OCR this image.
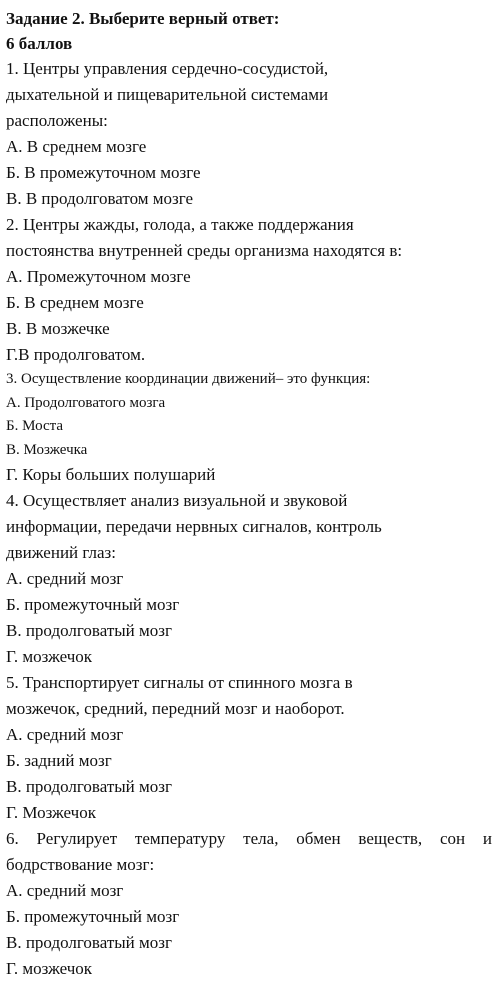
Задание 2. Выберите верный ответ:
6 баллов
1. Центры управления сердечно-сосудистой,
дыхательной и пищеварительной системами
расположены:
А. В среднем мозге
Б. В промежуточном мозге
В. В продолговатом мозге
2. Центры жажды, голода, а также поддержания
постоянства внутренней среды организма находятся в:
А. Промежуточном мозге
Б. В среднем мозге
В. В мозжечке
Г.В продолговатом.
3. Осуществление координации движений– это функция:
А. Продолговатого мозга
Б. Моста
В. Мозжечка
Г. Коры больших полушарий
4. Осуществляет анализ визуальной и звуковой
информации, передачи нервных сигналов, контроль
движений глаз:
А. средний мозг
Б. промежуточный мозг
В. продолговатый мозг
Г. мозжечок
5. Транспортирует сигналы от спинного мозга в
мозжечок, средний, передний мозг и наоборот.
А. средний мозг
Б. задний мозг
В. продолговатый мозг
Г. Мозжечок
6. Регулирует температуру тела, обмен веществ, сон и
бодрствование мозг:
А. средний мозг
Б. промежуточный мозг
В. продолговатый мозг
Г. мозжечок
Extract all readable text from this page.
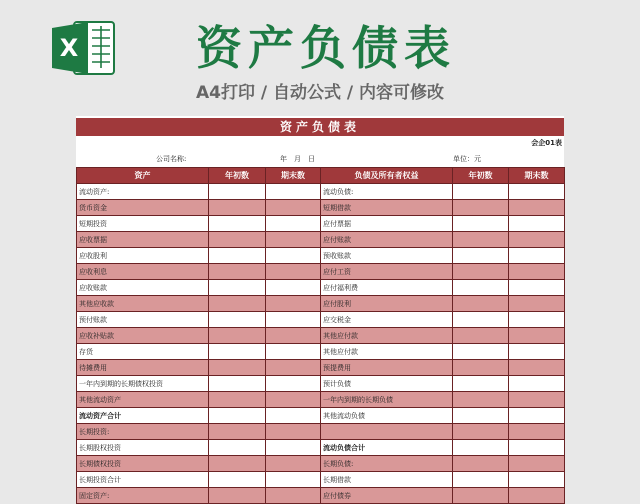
X	资产负债表
A4打印 / 自动公式 / 内容可修改
资产负债表
会企01表
公司名称:	年　月　日	单位：元
资产	年初数	期末数	负债及所有者权益	年初数	期末数
流动资产:			流动负债:		
货币资金			短期借款		
短期投资			应付票据		
应收票据			应付账款		
应收股利			预收账款		
应收利息			应付工资		
应收账款			应付福利费		
其他应收款			应付股利		
预付账款			应交税金		
应收补贴款			其他应付款		
存货			其他应付款		
待摊费用			预提费用		
一年内到期的长期债权投资			预计负债		
其他流动资产			一年内到期的长期负债		
流动资产合计			其他流动负债		
长期投资:					
长期股权投资			流动负债合计		
长期债权投资			长期负债:		
长期投资合计			长期借款		
固定资产:			应付债券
---*---
Skip all pictures. Write out only the lines from the one containing "Extract all readable text from this page." to the end of the listing above, inclusive, exactly as given.

Extract all readable text from this page.
X	资产负债表
A4打印 / 自动公式 / 内容可修改
资产负债表
会企01表
公司名称:	年　月　日	单位：元
资产	年初数	期末数	负债及所有者权益	年初数	期末数
流动资产:			流动负债:		
货币资金			短期借款		
短期投资			应付票据		
应收票据			应付账款		
应收股利			预收账款		
应收利息			应付工资		
应收账款			应付福利费		
其他应收款			应付股利		
预付账款			应交税金		
应收补贴款			其他应付款		
存货			其他应付款		
待摊费用			预提费用		
一年内到期的长期债权投资			预计负债		
其他流动资产			一年内到期的长期负债		
流动资产合计			其他流动负债		
长期投资:					
长期股权投资			流动负债合计		
长期债权投资			长期负债:		
长期投资合计			长期借款		
固定资产:			应付债券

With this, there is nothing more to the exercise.